# Data records
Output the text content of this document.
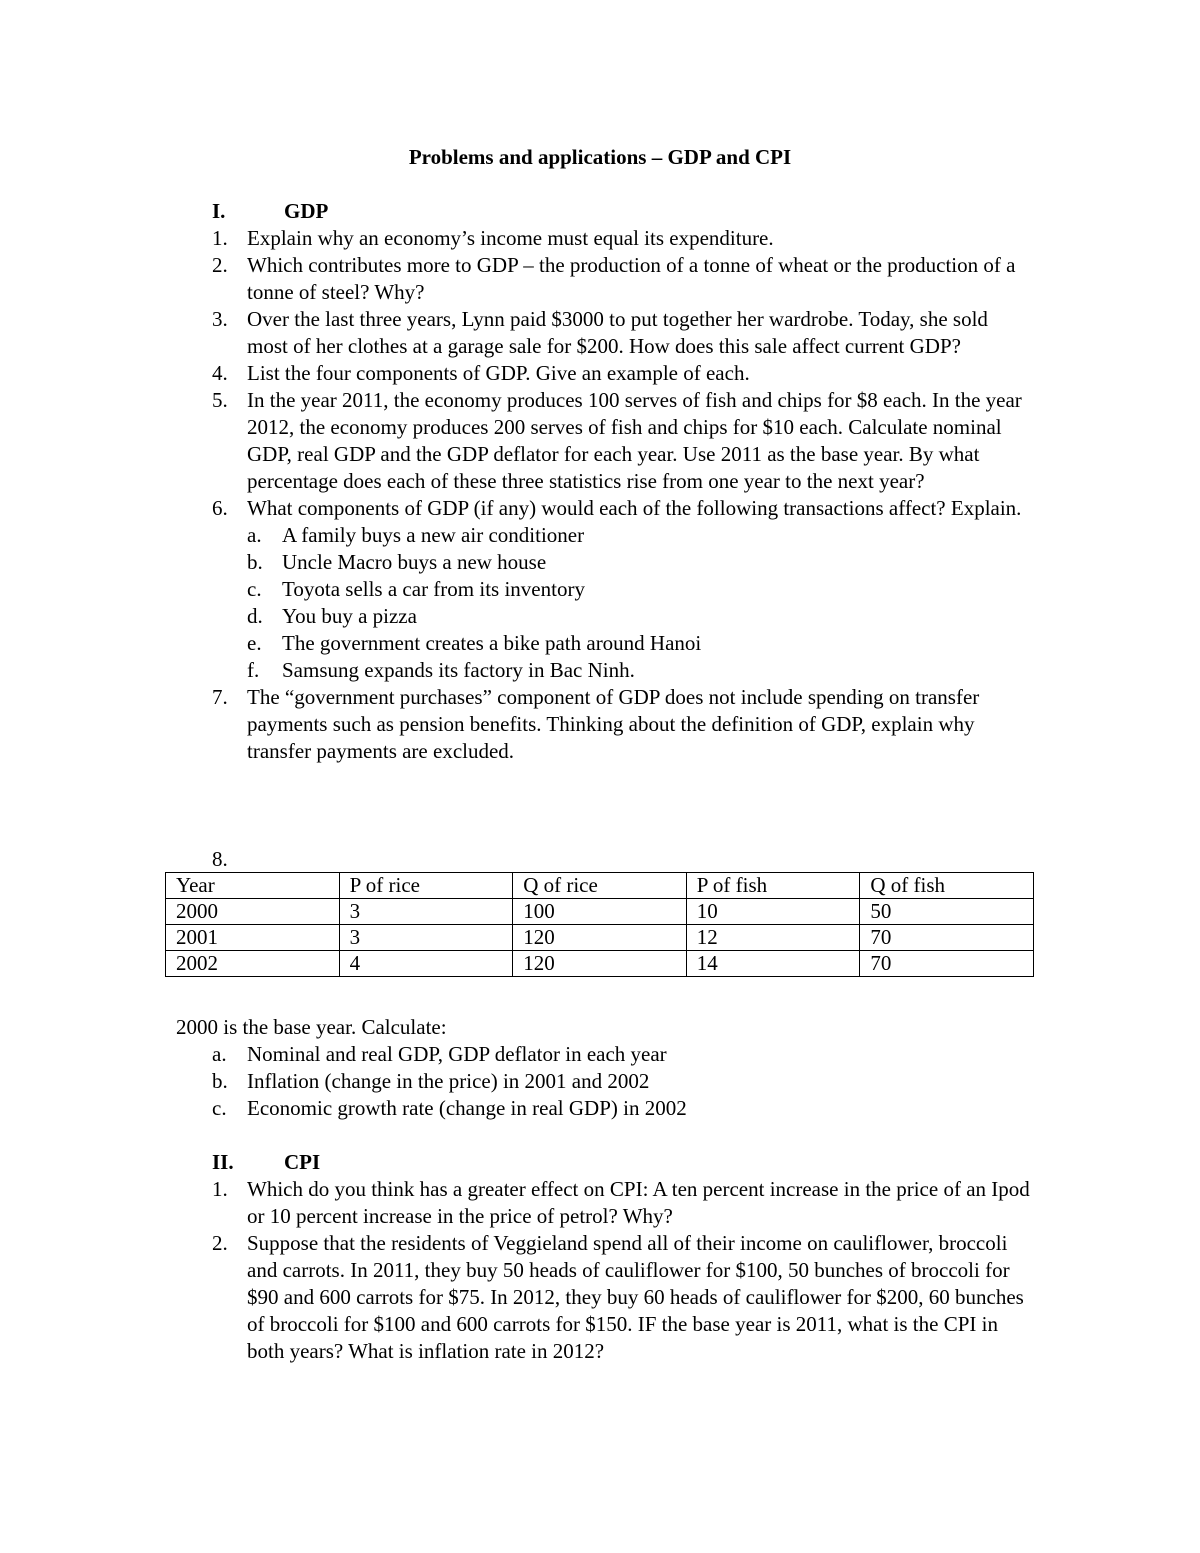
Problems and applications – GDP and CPI
I.	GDP
1. Explain why an economy’s income must equal its expenditure.
2. Which contributes more to GDP – the production of a tonne of wheat or the production of a tonne of steel? Why?
3. Over the last three years, Lynn paid $3000 to put together her wardrobe. Today, she sold most of her clothes at a garage sale for $200. How does this sale affect current GDP?
4. List the four components of GDP. Give an example of each.
5. In the year 2011, the economy produces 100 serves of fish and chips for $8 each. In the year 2012, the economy produces 200 serves of fish and chips for $10 each. Calculate nominal GDP, real GDP and the GDP deflator for each year. Use 2011 as the base year. By what percentage does each of these three statistics rise from one year to the next year?
6. What components of GDP (if any) would each of the following transactions affect? Explain.
a. A family buys a new air conditioner
b. Uncle Macro buys a new house
c. Toyota sells a car from its inventory
d. You buy a pizza
e. The government creates a bike path around Hanoi
f. Samsung expands its factory in Bac Ninh.
7. The “government purchases” component of GDP does not include spending on transfer payments such as pension benefits. Thinking about the definition of GDP, explain why transfer payments are excluded.
8.
Year	P of rice	Q of rice	P of fish	Q of fish
2000	3	100	10	50
2001	3	120	12	70
2002	4	120	14	70
2000 is the base year. Calculate:
a. Nominal and real GDP, GDP deflator in each year
b. Inflation (change in the price) in 2001 and 2002
c. Economic growth rate (change in real GDP) in 2002
II. CPI
1. Which do you think has a greater effect on CPI: A ten percent increase in the price of an Ipod or 10 percent increase in the price of petrol? Why?
2. Suppose that the residents of Veggieland spend all of their income on cauliflower, broccoli and carrots. In 2011, they buy 50 heads of cauliflower for $100, 50 bunches of broccoli for $90 and 600 carrots for $75. In 2012, they buy 60 heads of cauliflower for $200, 60 bunches of broccoli for $100 and 600 carrots for $150. IF the base year is 2011, what is the CPI in both years? What is inflation rate in 2012?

# What to produce
Each record above must be returned exactly as written, with its pictures omitted.

# Result of this exercise
Output the text content of this document.
Problems and applications – GDP and CPI
I.	GDP
1. Explain why an economy’s income must equal its expenditure.
2. Which contributes more to GDP – the production of a tonne of wheat or the production of a tonne of steel? Why?
3. Over the last three years, Lynn paid $3000 to put together her wardrobe. Today, she sold most of her clothes at a garage sale for $200. How does this sale affect current GDP?
4. List the four components of GDP. Give an example of each.
5. In the year 2011, the economy produces 100 serves of fish and chips for $8 each. In the year 2012, the economy produces 200 serves of fish and chips for $10 each. Calculate nominal GDP, real GDP and the GDP deflator for each year. Use 2011 as the base year. By what percentage does each of these three statistics rise from one year to the next year?
6. What components of GDP (if any) would each of the following transactions affect? Explain.
a. A family buys a new air conditioner
b. Uncle Macro buys a new house
c. Toyota sells a car from its inventory
d. You buy a pizza
e. The government creates a bike path around Hanoi
f. Samsung expands its factory in Bac Ninh.
7. The “government purchases” component of GDP does not include spending on transfer payments such as pension benefits. Thinking about the definition of GDP, explain why transfer payments are excluded.
8.
Year	P of rice	Q of rice	P of fish	Q of fish
2000	3	100	10	50
2001	3	120	12	70
2002	4	120	14	70
2000 is the base year. Calculate:
a. Nominal and real GDP, GDP deflator in each year
b. Inflation (change in the price) in 2001 and 2002
c. Economic growth rate (change in real GDP) in 2002
II. CPI
1. Which do you think has a greater effect on CPI: A ten percent increase in the price of an Ipod or 10 percent increase in the price of petrol? Why?
2. Suppose that the residents of Veggieland spend all of their income on cauliflower, broccoli and carrots. In 2011, they buy 50 heads of cauliflower for $100, 50 bunches of broccoli for $90 and 600 carrots for $75. In 2012, they buy 60 heads of cauliflower for $200, 60 bunches of broccoli for $100 and 600 carrots for $150. IF the base year is 2011, what is the CPI in both years? What is inflation rate in 2012?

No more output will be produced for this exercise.